* [Work to complete]:
Copy all lines that contain the word "MAZO".

* [The data]:
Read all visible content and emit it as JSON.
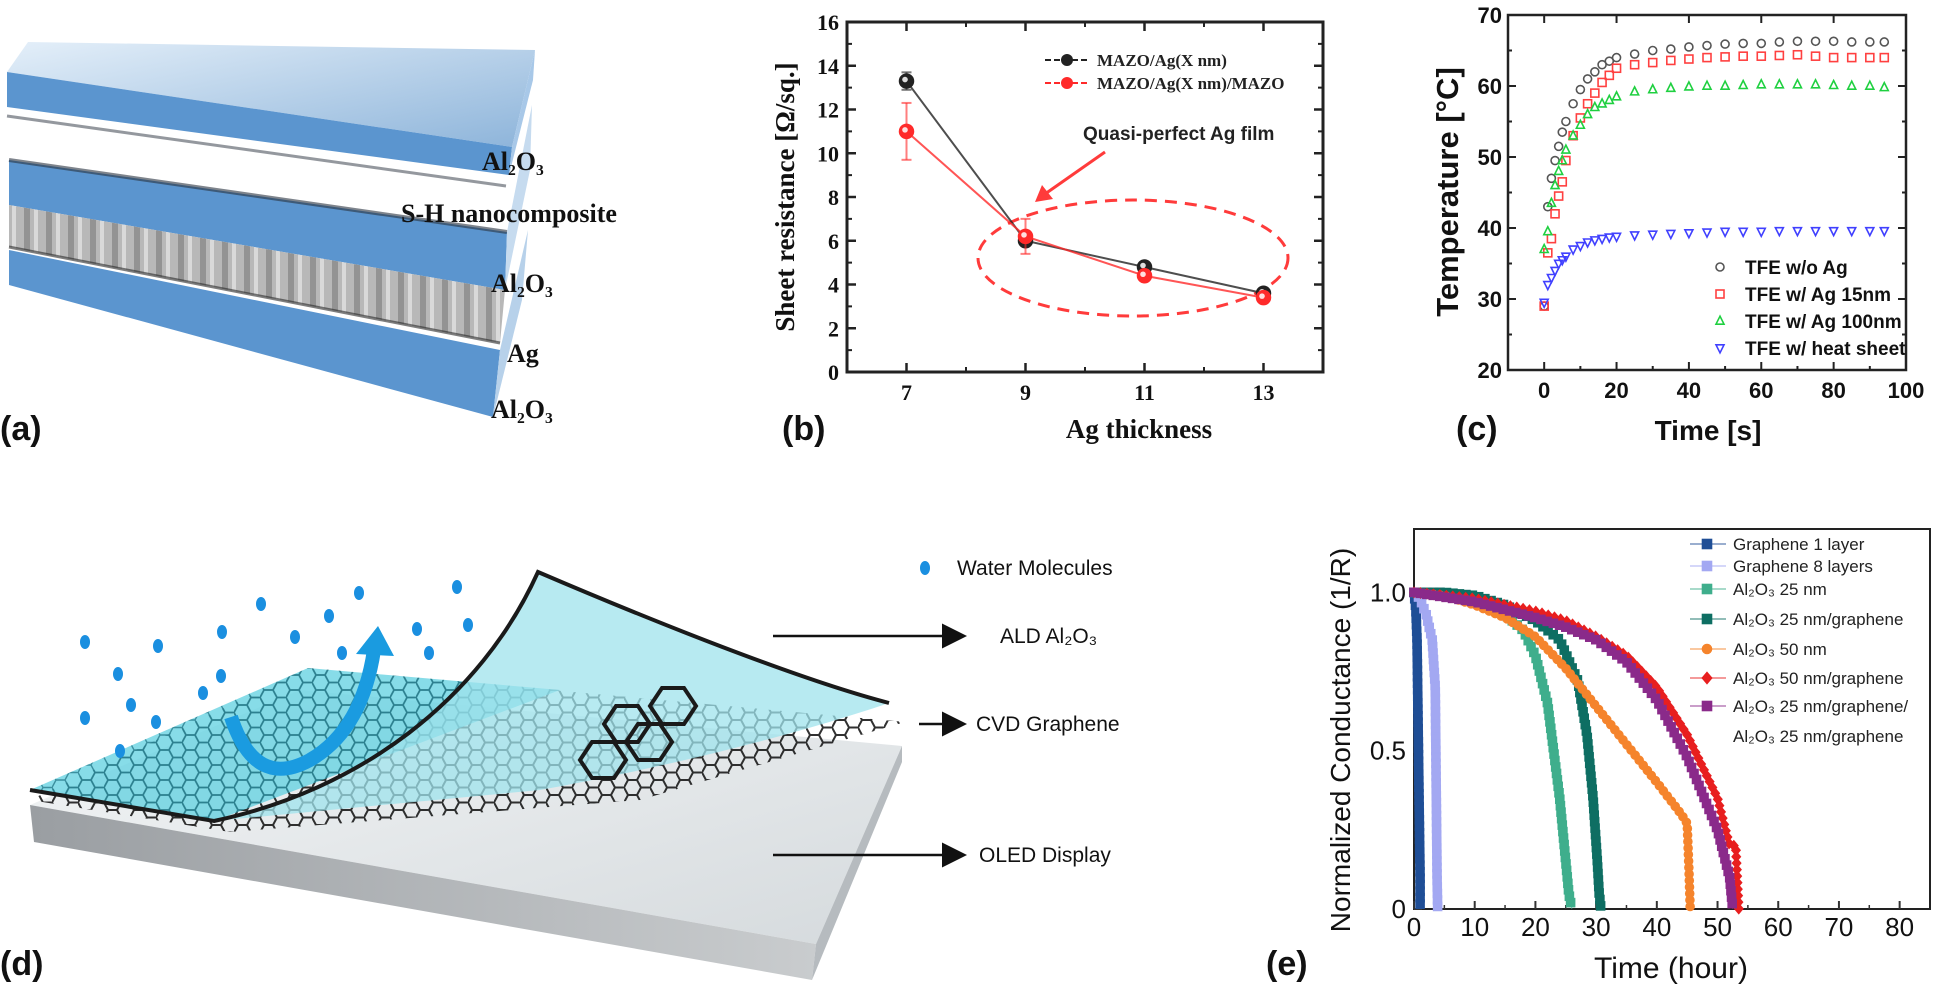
{
  "panel_labels": {
    "a": "(a)",
    "b": "(b)",
    "c": "(c)",
    "d": "(d)",
    "e": "(e)"
  },
  "panel_a": {
    "layer_labels": [
      "Al₂O₃",
      "S-H nanocomposite",
      "Al₂O₃",
      "Ag",
      "Al₂O₃"
    ],
    "colors": {
      "al2o3": "#5b95cf",
      "ag": "#9a9a9a"
    }
  },
  "panel_d": {
    "labels": {
      "water": "Water Molecules",
      "ald": "ALD Al₂O₃",
      "cvd": "CVD Graphene",
      "oled": "OLED Display"
    },
    "colors": {
      "water": "#1a8fe0",
      "barrier": "#5fd0e0",
      "graphene": "#1a1a1a",
      "display": "#c8cccf"
    }
  },
  "chart_data": [
    {
      "type": "line",
      "panel": "b",
      "xlabel": "Ag thickness",
      "ylabel": "Sheet resistance [Ω/sq.]",
      "xlim": [
        6,
        14
      ],
      "ylim": [
        0,
        16
      ],
      "xticks": [
        7,
        9,
        11,
        13
      ],
      "yticks": [
        0,
        2,
        4,
        6,
        8,
        10,
        12,
        14,
        16
      ],
      "x": [
        7,
        9,
        11,
        13
      ],
      "series": [
        {
          "name": "MAZO/Ag(X nm)",
          "color": "#222222",
          "values": [
            13.3,
            6.0,
            4.8,
            3.6
          ],
          "error": [
            0.4,
            0,
            0,
            0
          ]
        },
        {
          "name": "MAZO/Ag(X nm)/MAZO",
          "color": "#ff2a2a",
          "values": [
            11.0,
            6.2,
            4.4,
            3.4
          ],
          "error": [
            1.3,
            0.8,
            0,
            0
          ]
        }
      ],
      "annotation": "Quasi-perfect Ag film",
      "annotation_color": "#ff3b3b",
      "legend": "top-right",
      "grid": false
    },
    {
      "type": "scatter",
      "panel": "c",
      "xlabel": "Time [s]",
      "ylabel": "Temperature [°C]",
      "xlim": [
        -10,
        100
      ],
      "ylim": [
        20,
        70
      ],
      "xticks": [
        0,
        20,
        40,
        60,
        80,
        100
      ],
      "yticks": [
        20,
        30,
        40,
        50,
        60,
        70
      ],
      "x": [
        0,
        1,
        2,
        3,
        4,
        5,
        6,
        8,
        10,
        12,
        14,
        16,
        18,
        20,
        25,
        30,
        35,
        40,
        45,
        50,
        55,
        60,
        65,
        70,
        75,
        80,
        85,
        90,
        94
      ],
      "series": [
        {
          "name": "TFE w/o Ag",
          "marker": "circle",
          "color": "#555555",
          "values": [
            29,
            43,
            47,
            49.5,
            51.5,
            53.5,
            55,
            57.5,
            59.5,
            61,
            62,
            63,
            63.5,
            64,
            64.5,
            65,
            65.2,
            65.5,
            65.7,
            65.9,
            66,
            66,
            66.2,
            66.3,
            66.3,
            66.3,
            66.2,
            66.2,
            66.2
          ]
        },
        {
          "name": "TFE w/ Ag 15nm",
          "marker": "square",
          "color": "#ff4040",
          "values": [
            29,
            36.5,
            38.5,
            42,
            44.5,
            46.5,
            49.5,
            53,
            55.5,
            57.5,
            59,
            60.5,
            61.5,
            62.5,
            63,
            63.3,
            63.6,
            63.8,
            64,
            64.1,
            64.2,
            64.2,
            64.3,
            64.4,
            64.2,
            64,
            64,
            64,
            64
          ]
        },
        {
          "name": "TFE w/ Ag 100nm",
          "marker": "triangle-up",
          "color": "#1fd040",
          "values": [
            37,
            39.5,
            43.5,
            46,
            48,
            49.5,
            51,
            53,
            54.5,
            56,
            57,
            57.5,
            58,
            58.5,
            59.2,
            59.5,
            59.7,
            59.9,
            60,
            60,
            60.1,
            60.2,
            60.2,
            60.2,
            60.2,
            60.1,
            60,
            60,
            59.8
          ]
        },
        {
          "name": "TFE w/ heat sheet",
          "marker": "triangle-down",
          "color": "#4040ff",
          "values": [
            29.5,
            32,
            33,
            34,
            35,
            35.5,
            36,
            37,
            37.5,
            38,
            38.3,
            38.5,
            38.7,
            38.8,
            39,
            39.1,
            39.2,
            39.3,
            39.4,
            39.5,
            39.5,
            39.5,
            39.6,
            39.6,
            39.6,
            39.6,
            39.6,
            39.6,
            39.6
          ]
        }
      ],
      "legend": "bottom-right",
      "grid": false
    },
    {
      "type": "line",
      "panel": "e",
      "xlabel": "Time (hour)",
      "ylabel": "Normalized Conductance (1/R)",
      "xlim": [
        0,
        85
      ],
      "ylim": [
        0,
        1.2
      ],
      "xticks": [
        0,
        10,
        20,
        30,
        40,
        50,
        60,
        70,
        80
      ],
      "yticks": [
        0,
        0.5,
        1.0
      ],
      "ytick_labels": [
        "0",
        "0.5",
        "1.0"
      ],
      "series": [
        {
          "name_lines": [
            "Graphene 1 layer"
          ],
          "marker": "square",
          "color": "#1f4e96",
          "x": [
            0,
            0.3,
            0.5,
            0.6,
            0.7,
            0.8,
            0.9,
            1.0,
            1.0
          ],
          "y": [
            1,
            0.95,
            0.85,
            0.7,
            0.55,
            0.4,
            0.25,
            0.1,
            0
          ]
        },
        {
          "name_lines": [
            "Graphene 8 layers"
          ],
          "marker": "square",
          "color": "#a3a8f2",
          "x": [
            0,
            1,
            2,
            3,
            3.5,
            3.6,
            3.7,
            3.8,
            3.9
          ],
          "y": [
            1,
            0.98,
            0.93,
            0.85,
            0.7,
            0.5,
            0.3,
            0.1,
            0
          ]
        },
        {
          "name_lines": [
            "Al₂O₃ 25 nm"
          ],
          "marker": "square",
          "color": "#3fae8c",
          "x": [
            0,
            5,
            10,
            15,
            18,
            20,
            22,
            23,
            24,
            25,
            25.5,
            26
          ],
          "y": [
            1,
            0.99,
            0.97,
            0.93,
            0.88,
            0.8,
            0.65,
            0.5,
            0.35,
            0.15,
            0.05,
            0
          ]
        },
        {
          "name_lines": [
            "Al₂O₃ 25 nm/graphene"
          ],
          "marker": "square",
          "color": "#0e6e63",
          "x": [
            0,
            5,
            10,
            15,
            20,
            24,
            27,
            28.5,
            29.5,
            30.2,
            30.5,
            30.8
          ],
          "y": [
            1,
            1,
            0.99,
            0.96,
            0.91,
            0.85,
            0.72,
            0.55,
            0.35,
            0.15,
            0.05,
            0
          ]
        },
        {
          "name_lines": [
            "Al₂O₃ 50 nm"
          ],
          "marker": "circle",
          "color": "#f5842c",
          "x": [
            0,
            5,
            10,
            15,
            20,
            25,
            30,
            35,
            40,
            44,
            45,
            45.3,
            45.5
          ],
          "y": [
            1,
            0.99,
            0.96,
            0.92,
            0.86,
            0.76,
            0.64,
            0.52,
            0.4,
            0.3,
            0.27,
            0.12,
            0
          ]
        },
        {
          "name_lines": [
            "Al₂O₃ 50 nm/graphene"
          ],
          "marker": "diamond",
          "color": "#e81f1f",
          "x": [
            0,
            10,
            20,
            25,
            30,
            35,
            40,
            45,
            50,
            52,
            53,
            53.5
          ],
          "y": [
            1,
            0.98,
            0.94,
            0.91,
            0.86,
            0.8,
            0.7,
            0.55,
            0.35,
            0.2,
            0.2,
            0
          ]
        },
        {
          "name_lines": [
            "Al₂O₃ 25 nm/graphene/",
            "Al₂O₃ 25 nm/graphene"
          ],
          "marker": "square",
          "color": "#8a2a8a",
          "x": [
            0,
            10,
            20,
            25,
            30,
            35,
            40,
            45,
            50,
            52,
            52.5
          ],
          "y": [
            1,
            0.97,
            0.92,
            0.89,
            0.85,
            0.78,
            0.66,
            0.48,
            0.25,
            0.1,
            0
          ]
        }
      ],
      "legend": "top-right",
      "grid": false
    }
  ]
}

* [Answer in full]:
          "name": "MAZO/Ag(X nm)",
          "name": "MAZO/Ag(X nm)/MAZO",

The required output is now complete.